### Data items
------------------------------------------------
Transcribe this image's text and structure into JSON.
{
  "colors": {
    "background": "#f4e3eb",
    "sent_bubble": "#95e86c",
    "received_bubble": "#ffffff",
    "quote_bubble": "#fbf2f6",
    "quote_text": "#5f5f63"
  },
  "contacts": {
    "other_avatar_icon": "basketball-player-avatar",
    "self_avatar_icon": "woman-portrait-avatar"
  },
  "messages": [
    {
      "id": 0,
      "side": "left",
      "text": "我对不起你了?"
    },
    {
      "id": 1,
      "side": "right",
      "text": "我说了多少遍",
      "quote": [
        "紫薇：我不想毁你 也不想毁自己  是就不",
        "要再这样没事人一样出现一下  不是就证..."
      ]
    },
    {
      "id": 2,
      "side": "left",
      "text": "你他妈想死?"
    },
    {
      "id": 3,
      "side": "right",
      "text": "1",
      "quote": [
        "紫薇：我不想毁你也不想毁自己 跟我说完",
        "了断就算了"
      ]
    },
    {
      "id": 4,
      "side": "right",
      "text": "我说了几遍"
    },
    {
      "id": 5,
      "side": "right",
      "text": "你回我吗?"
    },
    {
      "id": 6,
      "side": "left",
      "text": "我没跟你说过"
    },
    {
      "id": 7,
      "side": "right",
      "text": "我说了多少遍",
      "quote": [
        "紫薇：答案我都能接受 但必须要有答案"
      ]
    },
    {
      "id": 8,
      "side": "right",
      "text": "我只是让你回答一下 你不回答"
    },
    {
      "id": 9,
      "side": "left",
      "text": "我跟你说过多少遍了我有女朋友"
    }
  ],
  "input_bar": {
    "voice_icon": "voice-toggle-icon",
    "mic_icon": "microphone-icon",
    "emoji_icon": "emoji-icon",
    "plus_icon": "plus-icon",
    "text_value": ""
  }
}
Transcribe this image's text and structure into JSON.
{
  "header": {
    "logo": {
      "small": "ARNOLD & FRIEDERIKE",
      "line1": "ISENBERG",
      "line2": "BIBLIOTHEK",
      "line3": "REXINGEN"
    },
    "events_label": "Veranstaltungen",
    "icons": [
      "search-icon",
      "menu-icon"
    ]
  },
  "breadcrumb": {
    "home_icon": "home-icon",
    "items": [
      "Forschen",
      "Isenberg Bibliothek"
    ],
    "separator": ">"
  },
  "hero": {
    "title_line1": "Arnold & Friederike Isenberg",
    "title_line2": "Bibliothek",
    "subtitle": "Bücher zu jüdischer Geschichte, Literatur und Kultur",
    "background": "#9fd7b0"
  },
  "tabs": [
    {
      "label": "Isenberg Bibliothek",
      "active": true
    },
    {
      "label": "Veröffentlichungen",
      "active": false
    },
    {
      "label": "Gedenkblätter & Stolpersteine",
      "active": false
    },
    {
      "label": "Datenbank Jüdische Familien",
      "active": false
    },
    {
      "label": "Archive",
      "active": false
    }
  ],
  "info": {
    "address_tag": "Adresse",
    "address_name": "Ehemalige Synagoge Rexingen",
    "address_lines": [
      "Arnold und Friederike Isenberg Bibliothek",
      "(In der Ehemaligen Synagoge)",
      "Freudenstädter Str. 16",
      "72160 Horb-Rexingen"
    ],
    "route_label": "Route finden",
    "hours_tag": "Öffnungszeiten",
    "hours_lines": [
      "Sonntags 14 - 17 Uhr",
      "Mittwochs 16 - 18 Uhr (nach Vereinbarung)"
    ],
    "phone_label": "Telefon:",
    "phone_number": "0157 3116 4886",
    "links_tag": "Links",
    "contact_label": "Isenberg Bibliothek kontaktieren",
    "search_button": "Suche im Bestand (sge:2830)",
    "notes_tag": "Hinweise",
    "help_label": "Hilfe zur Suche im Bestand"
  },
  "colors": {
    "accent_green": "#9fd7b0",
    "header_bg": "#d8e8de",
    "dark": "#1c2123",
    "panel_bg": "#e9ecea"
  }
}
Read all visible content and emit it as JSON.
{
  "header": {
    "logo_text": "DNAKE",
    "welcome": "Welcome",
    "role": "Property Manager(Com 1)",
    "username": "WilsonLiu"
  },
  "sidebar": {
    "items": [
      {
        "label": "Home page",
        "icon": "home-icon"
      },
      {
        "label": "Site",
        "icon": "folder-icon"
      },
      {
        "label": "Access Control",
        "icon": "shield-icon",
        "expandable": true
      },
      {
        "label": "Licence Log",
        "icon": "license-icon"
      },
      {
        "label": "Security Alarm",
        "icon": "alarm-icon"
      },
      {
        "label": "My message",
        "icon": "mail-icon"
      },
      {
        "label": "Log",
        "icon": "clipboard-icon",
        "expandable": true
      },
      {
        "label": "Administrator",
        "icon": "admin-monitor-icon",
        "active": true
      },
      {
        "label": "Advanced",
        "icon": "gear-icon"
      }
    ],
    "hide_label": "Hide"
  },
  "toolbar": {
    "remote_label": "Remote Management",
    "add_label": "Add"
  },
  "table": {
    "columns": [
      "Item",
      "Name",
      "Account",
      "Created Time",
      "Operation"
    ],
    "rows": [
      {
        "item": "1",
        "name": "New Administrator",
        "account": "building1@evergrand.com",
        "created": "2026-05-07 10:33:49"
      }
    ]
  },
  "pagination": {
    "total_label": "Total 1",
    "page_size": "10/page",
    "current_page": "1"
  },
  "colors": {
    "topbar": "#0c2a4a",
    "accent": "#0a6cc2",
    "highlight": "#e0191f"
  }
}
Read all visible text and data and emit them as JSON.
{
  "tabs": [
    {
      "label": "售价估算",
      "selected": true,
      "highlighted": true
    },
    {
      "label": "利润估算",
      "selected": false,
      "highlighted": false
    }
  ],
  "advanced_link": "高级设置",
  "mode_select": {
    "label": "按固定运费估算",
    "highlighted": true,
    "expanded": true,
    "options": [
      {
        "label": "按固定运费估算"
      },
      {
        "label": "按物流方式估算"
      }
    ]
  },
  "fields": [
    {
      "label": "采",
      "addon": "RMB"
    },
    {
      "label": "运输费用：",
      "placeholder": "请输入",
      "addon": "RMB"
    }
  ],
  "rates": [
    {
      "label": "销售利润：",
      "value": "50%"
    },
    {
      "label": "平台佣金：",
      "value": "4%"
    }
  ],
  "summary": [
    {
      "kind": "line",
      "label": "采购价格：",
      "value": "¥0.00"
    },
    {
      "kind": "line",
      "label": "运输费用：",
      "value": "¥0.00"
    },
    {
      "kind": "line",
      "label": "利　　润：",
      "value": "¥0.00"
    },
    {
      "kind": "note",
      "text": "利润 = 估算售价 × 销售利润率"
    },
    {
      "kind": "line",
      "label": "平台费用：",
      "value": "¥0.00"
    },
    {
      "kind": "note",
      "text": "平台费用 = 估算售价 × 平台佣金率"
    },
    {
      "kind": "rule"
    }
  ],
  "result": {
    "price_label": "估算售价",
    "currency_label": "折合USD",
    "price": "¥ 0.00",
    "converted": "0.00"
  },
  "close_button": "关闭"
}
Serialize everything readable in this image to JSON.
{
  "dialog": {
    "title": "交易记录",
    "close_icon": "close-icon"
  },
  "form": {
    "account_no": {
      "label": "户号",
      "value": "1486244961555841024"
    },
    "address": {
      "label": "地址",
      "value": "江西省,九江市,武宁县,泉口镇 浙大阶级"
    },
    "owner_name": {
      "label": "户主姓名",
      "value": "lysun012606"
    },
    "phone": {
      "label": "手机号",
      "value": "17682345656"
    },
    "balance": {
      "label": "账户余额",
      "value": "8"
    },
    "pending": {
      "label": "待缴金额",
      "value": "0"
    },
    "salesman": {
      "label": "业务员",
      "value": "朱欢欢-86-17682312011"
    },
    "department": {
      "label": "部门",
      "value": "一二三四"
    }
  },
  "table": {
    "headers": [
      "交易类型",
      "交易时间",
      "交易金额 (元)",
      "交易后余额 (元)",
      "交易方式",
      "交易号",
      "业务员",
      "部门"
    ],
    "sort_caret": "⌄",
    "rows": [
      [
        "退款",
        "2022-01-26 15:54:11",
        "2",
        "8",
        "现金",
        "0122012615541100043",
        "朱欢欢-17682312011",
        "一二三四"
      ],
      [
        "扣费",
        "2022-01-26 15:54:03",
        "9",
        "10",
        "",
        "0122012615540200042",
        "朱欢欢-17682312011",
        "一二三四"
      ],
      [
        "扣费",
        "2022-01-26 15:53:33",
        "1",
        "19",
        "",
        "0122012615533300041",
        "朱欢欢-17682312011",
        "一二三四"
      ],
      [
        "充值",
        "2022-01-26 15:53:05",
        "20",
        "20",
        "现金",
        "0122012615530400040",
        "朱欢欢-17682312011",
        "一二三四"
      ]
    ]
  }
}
------------------------------------------------
### Set problem
Check every line of the entries above for the word "Synagoge" and report how many lines contain it, giving the number only.

### Task response
2